■ Aim: Leave the pictures out, and retype all of the material exactly as written.

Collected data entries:
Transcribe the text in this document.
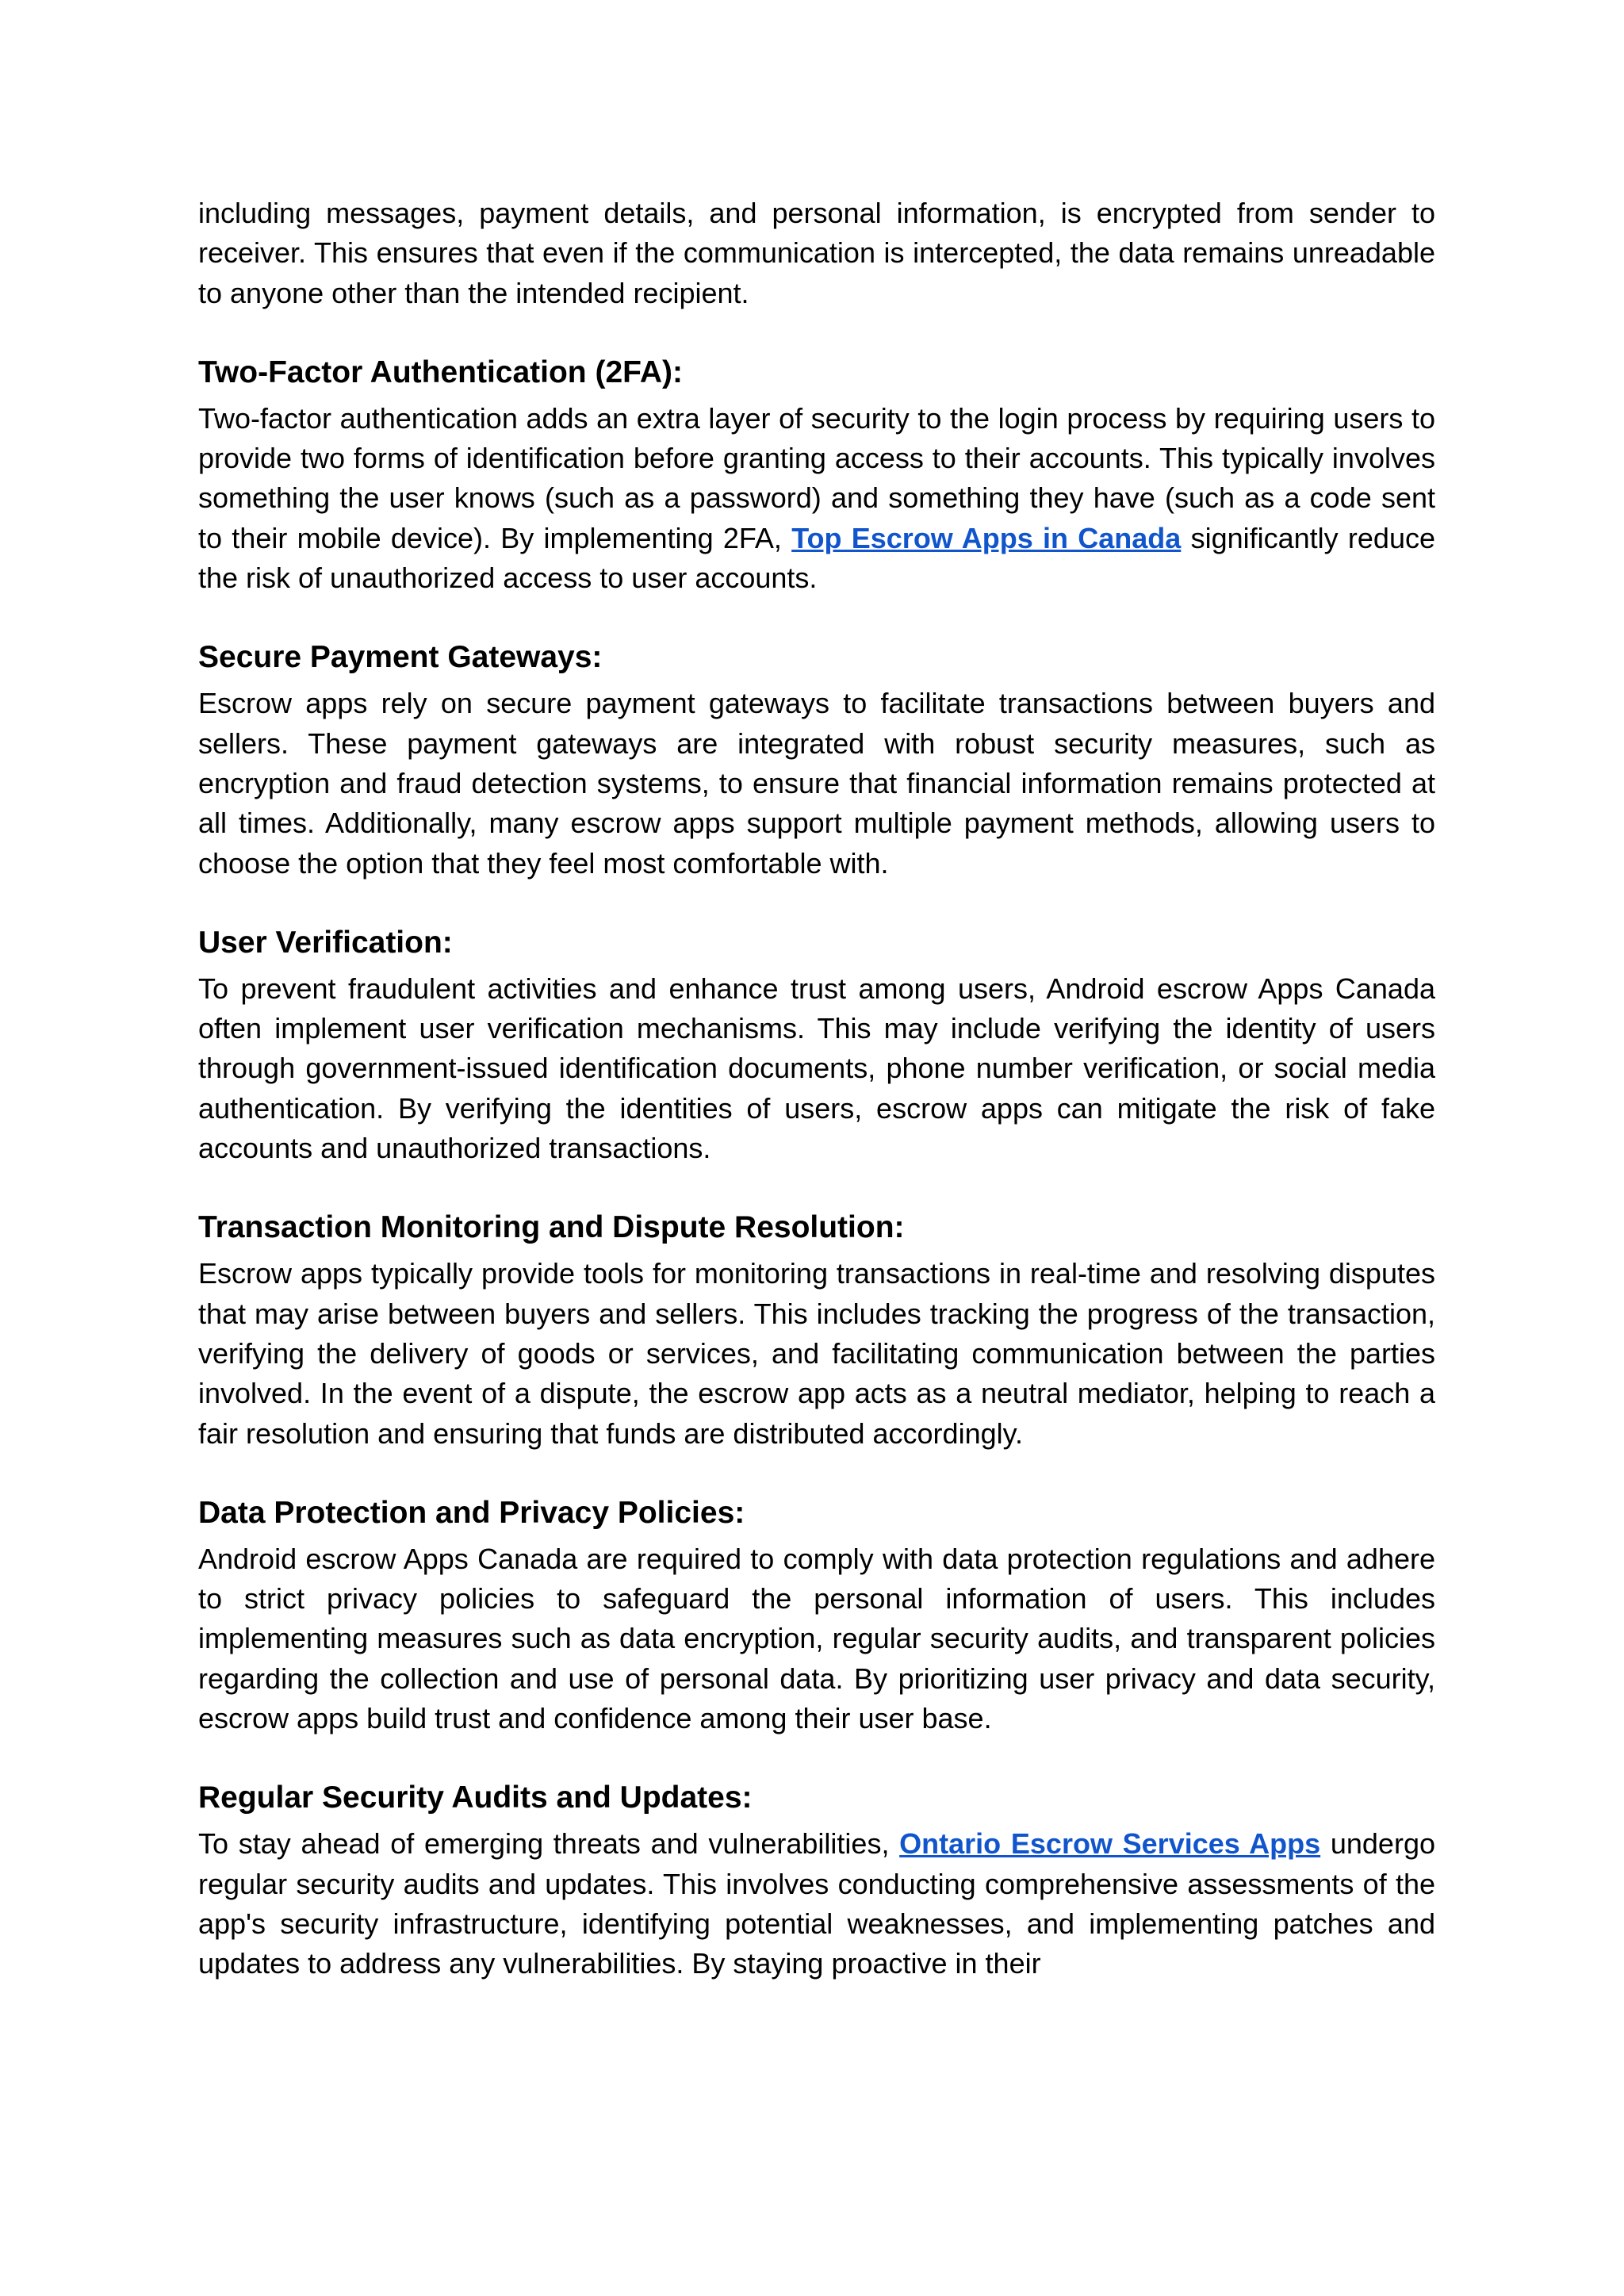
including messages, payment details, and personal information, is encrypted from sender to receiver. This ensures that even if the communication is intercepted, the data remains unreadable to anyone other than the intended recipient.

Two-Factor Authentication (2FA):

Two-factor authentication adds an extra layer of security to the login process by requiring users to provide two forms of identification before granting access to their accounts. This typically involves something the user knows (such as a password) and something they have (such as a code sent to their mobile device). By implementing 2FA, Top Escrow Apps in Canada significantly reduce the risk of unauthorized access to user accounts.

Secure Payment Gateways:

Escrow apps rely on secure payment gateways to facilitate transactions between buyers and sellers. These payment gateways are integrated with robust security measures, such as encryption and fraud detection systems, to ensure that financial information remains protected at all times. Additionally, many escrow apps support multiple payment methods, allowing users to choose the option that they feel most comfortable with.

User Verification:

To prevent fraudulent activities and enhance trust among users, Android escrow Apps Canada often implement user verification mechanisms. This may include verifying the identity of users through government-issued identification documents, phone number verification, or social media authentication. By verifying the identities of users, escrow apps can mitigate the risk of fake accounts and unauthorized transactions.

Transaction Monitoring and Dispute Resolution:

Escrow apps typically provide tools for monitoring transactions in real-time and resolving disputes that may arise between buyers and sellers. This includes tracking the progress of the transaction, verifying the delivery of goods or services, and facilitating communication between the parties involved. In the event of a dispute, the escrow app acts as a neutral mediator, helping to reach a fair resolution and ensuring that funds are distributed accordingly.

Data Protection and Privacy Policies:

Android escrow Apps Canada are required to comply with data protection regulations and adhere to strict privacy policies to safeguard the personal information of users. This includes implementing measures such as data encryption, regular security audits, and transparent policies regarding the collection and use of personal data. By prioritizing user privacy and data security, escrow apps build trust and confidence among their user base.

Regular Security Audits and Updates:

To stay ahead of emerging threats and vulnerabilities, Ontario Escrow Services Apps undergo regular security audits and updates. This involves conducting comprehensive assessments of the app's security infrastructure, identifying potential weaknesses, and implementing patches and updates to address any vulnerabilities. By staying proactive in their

■ Answer to this exercise:
Transcribe the text in this document.
including messages, payment details, and personal information, is encrypted from sender to receiver. This ensures that even if the communication is intercepted, the data remains unreadable to anyone other than the intended recipient.

Two-Factor Authentication (2FA):

Two-factor authentication adds an extra layer of security to the login process by requiring users to provide two forms of identification before granting access to their accounts. This typically involves something the user knows (such as a password) and something they have (such as a code sent to their mobile device). By implementing 2FA, Top Escrow Apps in Canada significantly reduce the risk of unauthorized access to user accounts.

Secure Payment Gateways:

Escrow apps rely on secure payment gateways to facilitate transactions between buyers and sellers. These payment gateways are integrated with robust security measures, such as encryption and fraud detection systems, to ensure that financial information remains protected at all times. Additionally, many escrow apps support multiple payment methods, allowing users to choose the option that they feel most comfortable with.

User Verification:

To prevent fraudulent activities and enhance trust among users, Android escrow Apps Canada often implement user verification mechanisms. This may include verifying the identity of users through government-issued identification documents, phone number verification, or social media authentication. By verifying the identities of users, escrow apps can mitigate the risk of fake accounts and unauthorized transactions.

Transaction Monitoring and Dispute Resolution:

Escrow apps typically provide tools for monitoring transactions in real-time and resolving disputes that may arise between buyers and sellers. This includes tracking the progress of the transaction, verifying the delivery of goods or services, and facilitating communication between the parties involved. In the event of a dispute, the escrow app acts as a neutral mediator, helping to reach a fair resolution and ensuring that funds are distributed accordingly.

Data Protection and Privacy Policies:

Android escrow Apps Canada are required to comply with data protection regulations and adhere to strict privacy policies to safeguard the personal information of users. This includes implementing measures such as data encryption, regular security audits, and transparent policies regarding the collection and use of personal data. By prioritizing user privacy and data security, escrow apps build trust and confidence among their user base.

Regular Security Audits and Updates:

To stay ahead of emerging threats and vulnerabilities, Ontario Escrow Services Apps undergo regular security audits and updates. This involves conducting comprehensive assessments of the app's security infrastructure, identifying potential weaknesses, and implementing patches and updates to address any vulnerabilities. By staying proactive in their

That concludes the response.